─── Data supplied ───

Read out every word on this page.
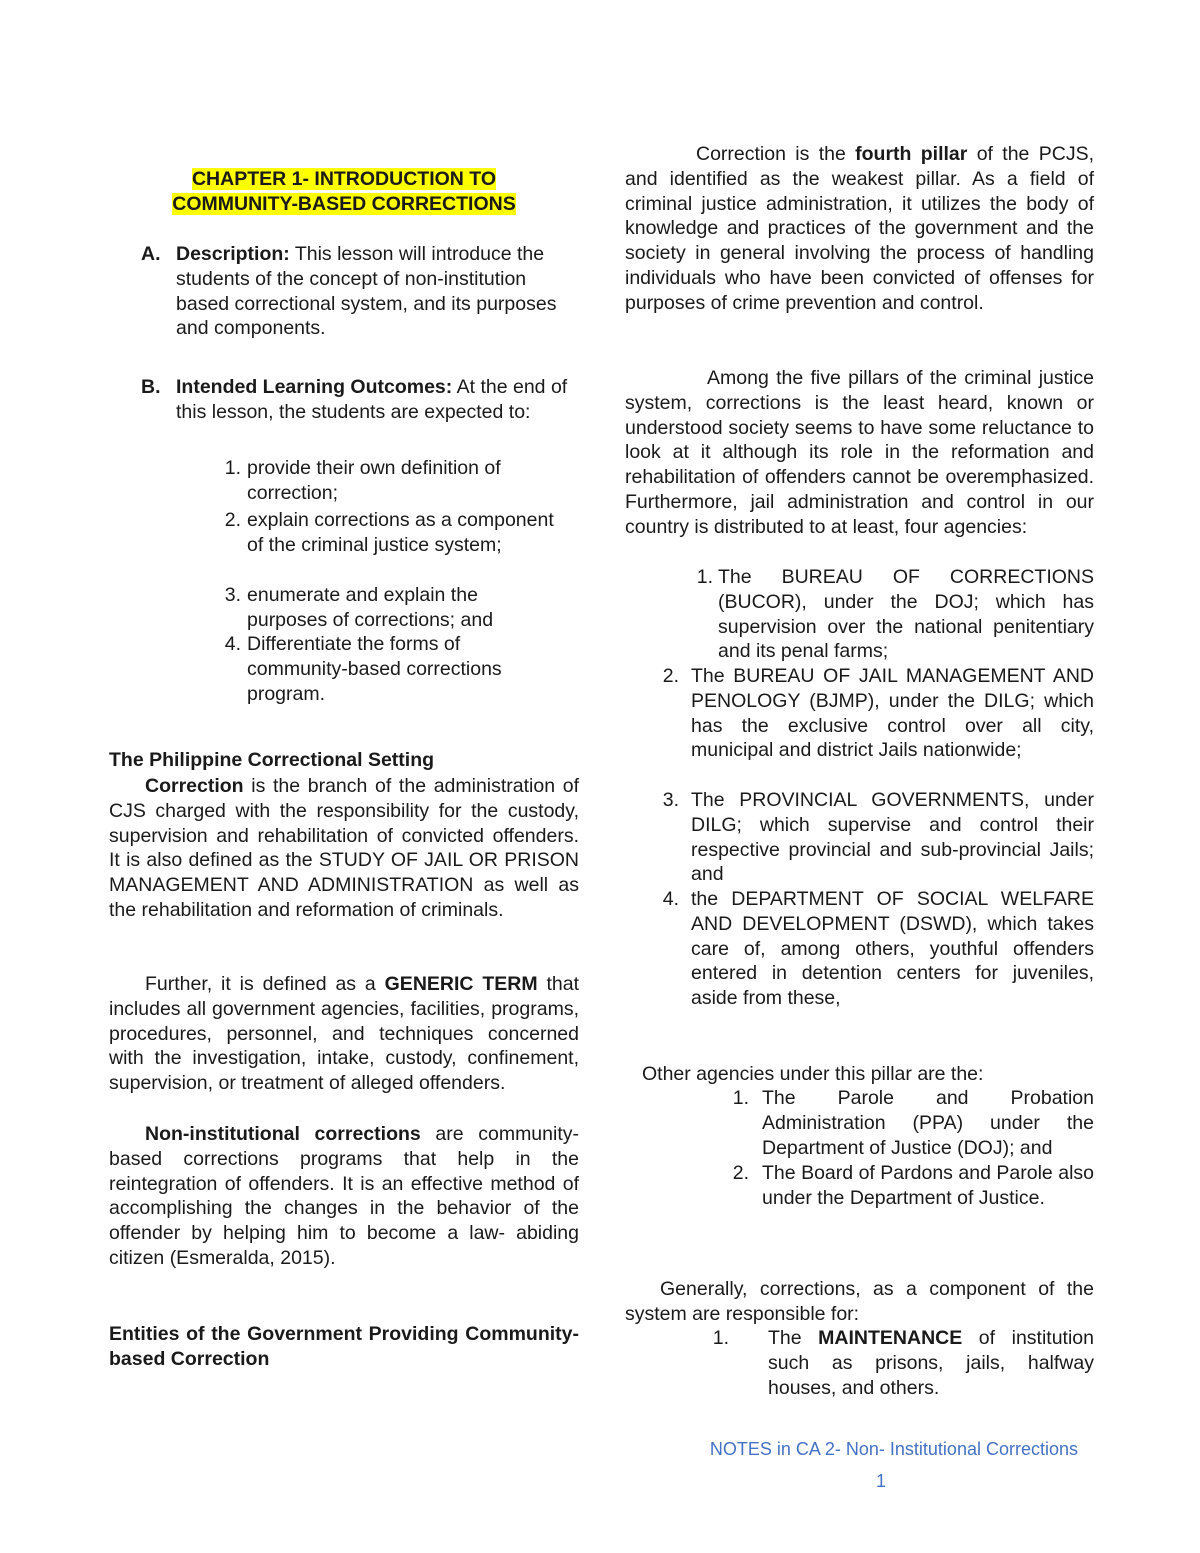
CHAPTER 1- INTRODUCTION TO
COMMUNITY-BASED CORRECTIONS
A. Description: This lesson will introduce the students of the concept of non-institution based correctional system, and its purposes and components.

B. Intended Learning Outcomes: At the end of this lesson, the students are expected to:

1. provide their own definition of correction;

2. explain corrections as a component of the criminal justice system;

3. enumerate and explain the purposes of corrections; and

4. Differentiate the forms of community-based corrections program.

The Philippine Correctional Setting

Correction is the branch of the administration of CJS charged with the responsibility for the custody, supervision and rehabilitation of convicted offenders. It is also defined as the STUDY OF JAIL OR PRISON MANAGEMENT AND ADMINISTRATION as well as the rehabilitation and reformation of criminals.

Further, it is defined as a GENERIC TERM that includes all government agencies, facilities, programs, procedures, personnel, and techniques concerned with the investigation, intake, custody, confinement, supervision, or treatment of alleged offenders.

Non-institutional corrections are community-based corrections programs that help in the reintegration of offenders. It is an effective method of accomplishing the changes in the behavior of the offender by helping him to become a law- abiding citizen (Esmeralda, 2015).

Entities of the Government Providing Community-based Correction

Correction is the fourth pillar of the PCJS, and identified as the weakest pillar. As a field of criminal justice administration, it utilizes the body of knowledge and practices of the government and the society in general involving the process of handling individuals who have been convicted of offenses for purposes of crime prevention and control.

Among the five pillars of the criminal justice system, corrections is the least heard, known or understood society seems to have some reluctance to look at it although its role in the reformation and rehabilitation of offenders cannot be overemphasized. Furthermore, jail administration and control in our country is distributed to at least, four agencies:

1. The BUREAU OF CORRECTIONS (BUCOR), under the DOJ; which has supervision over the national penitentiary and its penal farms;

2. The BUREAU OF JAIL MANAGEMENT AND PENOLOGY (BJMP), under the DILG; which has the exclusive control over all city, municipal and district Jails nationwide;

3. The PROVINCIAL GOVERNMENTS, under DILG; which supervise and control their respective provincial and sub-provincial Jails; and

4. the DEPARTMENT OF SOCIAL WELFARE AND DEVELOPMENT (DSWD), which takes care of, among others, youthful offenders entered in detention centers for juveniles, aside from these,

Other agencies under this pillar are the:

1. The Parole and Probation Administration (PPA) under the Department of Justice (DOJ); and

2. The Board of Pardons and Parole also under the Department of Justice.

Generally, corrections, as a component of the system are responsible for:

1. The MAINTENANCE of institution such as prisons, jails, halfway houses, and others.

NOTES in CA 2- Non- Institutional Corrections
1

───

[Task to carry out]
Your task is to transcribe all of the records precisely, with no images included.

[Result]
Read out every word on this page.
CHAPTER 1- INTRODUCTION TO
COMMUNITY-BASED CORRECTIONS
A. Description: This lesson will introduce the students of the concept of non-institution based correctional system, and its purposes and components.

B. Intended Learning Outcomes: At the end of this lesson, the students are expected to:

1. provide their own definition of correction;

2. explain corrections as a component of the criminal justice system;

3. enumerate and explain the purposes of corrections; and

4. Differentiate the forms of community-based corrections program.

The Philippine Correctional Setting

Correction is the branch of the administration of CJS charged with the responsibility for the custody, supervision and rehabilitation of convicted offenders. It is also defined as the STUDY OF JAIL OR PRISON MANAGEMENT AND ADMINISTRATION as well as the rehabilitation and reformation of criminals.

Further, it is defined as a GENERIC TERM that includes all government agencies, facilities, programs, procedures, personnel, and techniques concerned with the investigation, intake, custody, confinement, supervision, or treatment of alleged offenders.

Non-institutional corrections are community-based corrections programs that help in the reintegration of offenders. It is an effective method of accomplishing the changes in the behavior of the offender by helping him to become a law- abiding citizen (Esmeralda, 2015).

Entities of the Government Providing Community-based Correction

Correction is the fourth pillar of the PCJS, and identified as the weakest pillar. As a field of criminal justice administration, it utilizes the body of knowledge and practices of the government and the society in general involving the process of handling individuals who have been convicted of offenses for purposes of crime prevention and control.

Among the five pillars of the criminal justice system, corrections is the least heard, known or understood society seems to have some reluctance to look at it although its role in the reformation and rehabilitation of offenders cannot be overemphasized. Furthermore, jail administration and control in our country is distributed to at least, four agencies:

1. The BUREAU OF CORRECTIONS (BUCOR), under the DOJ; which has supervision over the national penitentiary and its penal farms;

2. The BUREAU OF JAIL MANAGEMENT AND PENOLOGY (BJMP), under the DILG; which has the exclusive control over all city, municipal and district Jails nationwide;

3. The PROVINCIAL GOVERNMENTS, under DILG; which supervise and control their respective provincial and sub-provincial Jails; and

4. the DEPARTMENT OF SOCIAL WELFARE AND DEVELOPMENT (DSWD), which takes care of, among others, youthful offenders entered in detention centers for juveniles, aside from these,

Other agencies under this pillar are the:

1. The Parole and Probation Administration (PPA) under the Department of Justice (DOJ); and

2. The Board of Pardons and Parole also under the Department of Justice.

Generally, corrections, as a component of the system are responsible for:

1. The MAINTENANCE of institution such as prisons, jails, halfway houses, and others.

NOTES in CA 2- Non- Institutional Corrections
1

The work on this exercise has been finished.